# Do this:
Reproduce all entries word for word.

>> begin

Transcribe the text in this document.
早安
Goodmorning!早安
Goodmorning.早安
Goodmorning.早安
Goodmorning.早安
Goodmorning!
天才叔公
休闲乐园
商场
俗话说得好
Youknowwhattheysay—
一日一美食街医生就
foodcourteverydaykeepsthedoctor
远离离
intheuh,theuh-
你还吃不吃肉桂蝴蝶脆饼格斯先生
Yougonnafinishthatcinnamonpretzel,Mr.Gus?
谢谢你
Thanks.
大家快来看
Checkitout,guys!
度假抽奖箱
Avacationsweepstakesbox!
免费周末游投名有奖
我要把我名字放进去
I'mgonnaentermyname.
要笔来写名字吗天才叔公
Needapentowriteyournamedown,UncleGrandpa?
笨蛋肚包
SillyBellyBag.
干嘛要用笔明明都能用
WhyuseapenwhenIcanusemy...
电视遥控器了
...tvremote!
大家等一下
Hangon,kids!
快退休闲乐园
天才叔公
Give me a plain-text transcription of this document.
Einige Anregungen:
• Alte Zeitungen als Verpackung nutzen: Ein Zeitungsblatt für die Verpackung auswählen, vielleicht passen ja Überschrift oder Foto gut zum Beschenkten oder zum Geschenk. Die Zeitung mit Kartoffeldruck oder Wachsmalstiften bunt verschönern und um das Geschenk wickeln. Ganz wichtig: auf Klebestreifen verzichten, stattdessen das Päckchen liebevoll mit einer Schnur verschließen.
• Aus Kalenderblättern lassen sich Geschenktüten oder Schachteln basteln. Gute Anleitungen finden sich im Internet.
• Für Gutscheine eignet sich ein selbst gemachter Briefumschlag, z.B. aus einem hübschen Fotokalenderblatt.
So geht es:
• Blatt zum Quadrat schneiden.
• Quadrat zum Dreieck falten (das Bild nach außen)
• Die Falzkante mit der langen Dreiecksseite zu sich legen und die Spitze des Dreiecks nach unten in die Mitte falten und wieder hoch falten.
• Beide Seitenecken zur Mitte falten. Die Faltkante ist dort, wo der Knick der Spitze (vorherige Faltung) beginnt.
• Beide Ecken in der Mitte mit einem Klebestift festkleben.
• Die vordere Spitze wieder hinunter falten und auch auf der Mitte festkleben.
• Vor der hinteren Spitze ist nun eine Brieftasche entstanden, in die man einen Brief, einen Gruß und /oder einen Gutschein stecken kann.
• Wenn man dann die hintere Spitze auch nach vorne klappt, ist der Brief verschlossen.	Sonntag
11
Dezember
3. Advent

>> end

# Problem solution:
Transcribe the text in this document.
早安
Goodmorning!早安
Goodmorning.早安
Goodmorning.早安
Goodmorning.早安
Goodmorning!
天才叔公
休闲乐园
商场
俗话说得好
Youknowwhattheysay—
一日一美食街医生就
foodcourteverydaykeepsthedoctor
远离离
intheuh,theuh-
你还吃不吃肉桂蝴蝶脆饼格斯先生
Yougonnafinishthatcinnamonpretzel,Mr.Gus?
谢谢你
Thanks.
大家快来看
Checkitout,guys!
度假抽奖箱
Avacationsweepstakesbox!
免费周末游投名有奖
我要把我名字放进去
I'mgonnaentermyname.
要笔来写名字吗天才叔公
Needapentowriteyournamedown,UncleGrandpa?
笨蛋肚包
SillyBellyBag.
干嘛要用笔明明都能用
WhyuseapenwhenIcanusemy...
电视遥控器了
...tvremote!
大家等一下
Hangon,kids!
快退休闲乐园
天才叔公
Give me a plain-text transcription of this document.
Einige Anregungen:
• Alte Zeitungen als Verpackung nutzen: Ein Zeitungsblatt für die Verpackung auswählen, vielleicht passen ja Überschrift oder Foto gut zum Beschenkten oder zum Geschenk. Die Zeitung mit Kartoffeldruck oder Wachsmalstiften bunt verschönern und um das Geschenk wickeln. Ganz wichtig: auf Klebestreifen verzichten, stattdessen das Päckchen liebevoll mit einer Schnur verschließen.
• Aus Kalenderblättern lassen sich Geschenktüten oder Schachteln basteln. Gute Anleitungen finden sich im Internet.
• Für Gutscheine eignet sich ein selbst gemachter Briefumschlag, z.B. aus einem hübschen Fotokalenderblatt.
So geht es:
• Blatt zum Quadrat schneiden.
• Quadrat zum Dreieck falten (das Bild nach außen)
• Die Falzkante mit der langen Dreiecksseite zu sich legen und die Spitze des Dreiecks nach unten in die Mitte falten und wieder hoch falten.
• Beide Seitenecken zur Mitte falten. Die Faltkante ist dort, wo der Knick der Spitze (vorherige Faltung) beginnt.
• Beide Ecken in der Mitte mit einem Klebestift festkleben.
• Die vordere Spitze wieder hinunter falten und auch auf der Mitte festkleben.
• Vor der hinteren Spitze ist nun eine Brieftasche entstanden, in die man einen Brief, einen Gruß und /oder einen Gutschein stecken kann.
• Wenn man dann die hintere Spitze auch nach vorne klappt, ist der Brief verschlossen.	Sonntag
11
Dezember
3. Advent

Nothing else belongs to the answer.